Murals on a bigger scale have got to have a plan beforehand, they just wouldn’t be possible otherwise. Obviously though I want to try and match the work to its surrounding area, otherwise they’d stick out like a sore thumb! That’s all part of the planning process, it’s all decided ages in advance. With smaller stuff though, paste-ups for example, we just look out for the right spots to use on the day, I like to choose spots that perhaps the eye isn’t usually drawn too, somewhere out of the way that I want people to reconsider perhaps. We just did a bunch of them over in Vietnam, which has some great spots.
You have recently been commissioned by the Kaspersky Lab to create an absolutely enormous wall for the Moniker international art fair in New York – how did this come about?
Kaspersky Lab have previously creatively collaborated with street artists including my fellow Londoner Ben Eine, and I was honoured when they got in touch. It’s interesting to work on a collaboration with a company in a different field, and find links that connect us. As a member of the creative industry, and especially as a street artist, my social identity is crucial to my work, so of course it’s important to me to know that it’s secure. Many of my fellow street artists have chosen to remain anonymous for their entire careers, keeping personal and professional life completely separate – that’s no easy task. I think that really resonates with the issue of internet security and with the work that Kaspersky are doing. This was a great chance to collaborate with a brand with which I felt a genuine connection to myself and to my work.
Was this your biggest wall to date? How was it doing a piece on such a large scale?
Not quite the biggest, but certainly for its size we had the shortest amount of time to complete it – definitely made for an intense challenge. Like with anything though, the bigger the challenge the bigger the payoff – I’ve done countless murals all around the world and you’d think I’d get tired of staring all that concrete, trapped up on the scissor lift, but you just can’t beat work on such a big scale. Each wall has its own unique character, challenges specific to the location that give everyone a kind of personality. I know it’s a strange thing to say about a wall, but it’s true.
Do you enjoy collaborating with other artists? Do you feel that collaborating with other artists adds something totally different to the creative process?

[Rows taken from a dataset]
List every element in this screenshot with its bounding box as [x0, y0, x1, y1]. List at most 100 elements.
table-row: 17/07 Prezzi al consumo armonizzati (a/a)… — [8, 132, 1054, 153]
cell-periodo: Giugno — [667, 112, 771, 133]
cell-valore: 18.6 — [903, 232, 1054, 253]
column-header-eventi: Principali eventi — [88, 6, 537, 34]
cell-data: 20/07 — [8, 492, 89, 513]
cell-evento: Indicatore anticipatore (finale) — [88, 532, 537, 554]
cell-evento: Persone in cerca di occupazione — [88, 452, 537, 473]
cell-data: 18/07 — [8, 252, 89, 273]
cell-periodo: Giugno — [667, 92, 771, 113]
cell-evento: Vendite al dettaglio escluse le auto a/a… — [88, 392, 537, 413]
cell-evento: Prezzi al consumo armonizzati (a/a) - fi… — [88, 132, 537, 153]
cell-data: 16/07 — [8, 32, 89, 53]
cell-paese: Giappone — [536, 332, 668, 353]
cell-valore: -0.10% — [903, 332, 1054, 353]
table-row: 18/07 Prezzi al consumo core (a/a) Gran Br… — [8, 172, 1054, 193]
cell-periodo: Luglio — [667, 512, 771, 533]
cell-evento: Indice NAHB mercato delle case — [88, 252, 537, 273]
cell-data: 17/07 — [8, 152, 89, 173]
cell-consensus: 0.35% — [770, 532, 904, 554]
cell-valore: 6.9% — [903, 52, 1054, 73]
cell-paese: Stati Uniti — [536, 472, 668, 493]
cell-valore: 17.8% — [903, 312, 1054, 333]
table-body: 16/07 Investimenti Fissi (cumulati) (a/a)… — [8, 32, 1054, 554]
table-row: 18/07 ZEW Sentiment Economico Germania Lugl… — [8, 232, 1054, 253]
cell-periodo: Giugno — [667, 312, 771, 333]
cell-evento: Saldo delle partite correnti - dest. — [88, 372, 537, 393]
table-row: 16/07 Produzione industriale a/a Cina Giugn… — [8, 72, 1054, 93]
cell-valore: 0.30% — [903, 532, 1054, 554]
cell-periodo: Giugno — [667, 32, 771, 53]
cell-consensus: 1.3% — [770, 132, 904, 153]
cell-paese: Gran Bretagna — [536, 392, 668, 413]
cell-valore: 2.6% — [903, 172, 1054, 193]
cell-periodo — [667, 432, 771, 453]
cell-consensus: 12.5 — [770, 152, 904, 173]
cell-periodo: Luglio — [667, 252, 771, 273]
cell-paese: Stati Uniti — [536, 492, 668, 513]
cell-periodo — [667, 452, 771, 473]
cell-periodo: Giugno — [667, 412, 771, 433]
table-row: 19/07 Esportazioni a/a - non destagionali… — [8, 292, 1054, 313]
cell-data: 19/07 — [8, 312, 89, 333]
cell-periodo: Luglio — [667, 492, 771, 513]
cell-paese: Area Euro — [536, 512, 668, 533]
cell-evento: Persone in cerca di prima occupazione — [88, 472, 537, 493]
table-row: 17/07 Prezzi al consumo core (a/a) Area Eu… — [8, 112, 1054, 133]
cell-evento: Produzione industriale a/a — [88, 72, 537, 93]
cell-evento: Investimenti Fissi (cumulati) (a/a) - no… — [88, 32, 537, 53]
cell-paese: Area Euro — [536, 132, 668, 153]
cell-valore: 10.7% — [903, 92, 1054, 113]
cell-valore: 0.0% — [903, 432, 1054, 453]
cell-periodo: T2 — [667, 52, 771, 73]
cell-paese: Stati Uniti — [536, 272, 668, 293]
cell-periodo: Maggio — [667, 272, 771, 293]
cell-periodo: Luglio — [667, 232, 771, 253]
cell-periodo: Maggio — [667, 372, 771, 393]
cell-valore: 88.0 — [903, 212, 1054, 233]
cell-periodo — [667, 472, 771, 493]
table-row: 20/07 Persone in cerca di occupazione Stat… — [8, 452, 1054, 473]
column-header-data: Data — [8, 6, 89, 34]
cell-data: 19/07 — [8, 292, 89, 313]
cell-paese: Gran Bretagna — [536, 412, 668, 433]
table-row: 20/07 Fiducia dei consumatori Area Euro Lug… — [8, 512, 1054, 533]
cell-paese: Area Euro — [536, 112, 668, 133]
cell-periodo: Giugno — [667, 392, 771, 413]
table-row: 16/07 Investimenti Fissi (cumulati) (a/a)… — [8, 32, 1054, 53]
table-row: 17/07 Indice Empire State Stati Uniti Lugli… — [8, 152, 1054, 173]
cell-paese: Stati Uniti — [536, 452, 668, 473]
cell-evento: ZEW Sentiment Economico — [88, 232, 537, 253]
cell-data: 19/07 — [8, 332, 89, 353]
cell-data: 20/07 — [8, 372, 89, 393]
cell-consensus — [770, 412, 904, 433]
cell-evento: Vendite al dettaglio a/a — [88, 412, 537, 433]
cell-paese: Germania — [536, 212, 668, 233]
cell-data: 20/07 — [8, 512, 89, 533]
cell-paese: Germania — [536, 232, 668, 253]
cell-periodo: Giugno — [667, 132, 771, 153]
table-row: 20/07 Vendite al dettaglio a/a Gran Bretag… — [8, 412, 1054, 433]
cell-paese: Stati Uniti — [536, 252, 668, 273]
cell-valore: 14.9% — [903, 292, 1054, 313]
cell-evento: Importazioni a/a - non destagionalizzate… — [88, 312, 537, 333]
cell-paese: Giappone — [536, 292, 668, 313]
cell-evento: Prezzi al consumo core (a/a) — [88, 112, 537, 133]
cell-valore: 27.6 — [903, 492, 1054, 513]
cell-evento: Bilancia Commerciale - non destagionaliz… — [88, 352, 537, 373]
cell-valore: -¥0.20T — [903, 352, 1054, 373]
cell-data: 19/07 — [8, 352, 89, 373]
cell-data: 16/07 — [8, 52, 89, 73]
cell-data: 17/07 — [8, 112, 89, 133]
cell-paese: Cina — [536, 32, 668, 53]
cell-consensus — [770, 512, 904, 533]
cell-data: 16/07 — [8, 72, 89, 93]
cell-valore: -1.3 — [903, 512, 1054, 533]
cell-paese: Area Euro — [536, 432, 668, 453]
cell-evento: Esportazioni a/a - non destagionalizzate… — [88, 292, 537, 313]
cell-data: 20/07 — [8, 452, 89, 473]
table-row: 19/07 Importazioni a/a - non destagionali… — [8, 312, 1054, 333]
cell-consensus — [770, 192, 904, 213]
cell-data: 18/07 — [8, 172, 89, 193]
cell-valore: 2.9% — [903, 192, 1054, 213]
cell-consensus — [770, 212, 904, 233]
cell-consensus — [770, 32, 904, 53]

Work request: In the street artist interview, please repeat the passage starting with "Not quite the" and going on through "but it’s true.", switching "scissor lift" to "boom lift".

Solution for this problem:
Not quite the biggest, but certainly for its size we had the shortest amount of time to complete it – definitely made for an intense challenge. Like with anything though, the bigger the challenge the bigger the payoff – I’ve done countless murals all around the world and you’d think I’d get tired of staring all that concrete, trapped up on the boom lift, but you just can’t beat work on such a big scale. Each wall has its own unique character, challenges specific to the location that give everyone a kind of personality. I know it’s a strange thing to say about a wall, but it’s true.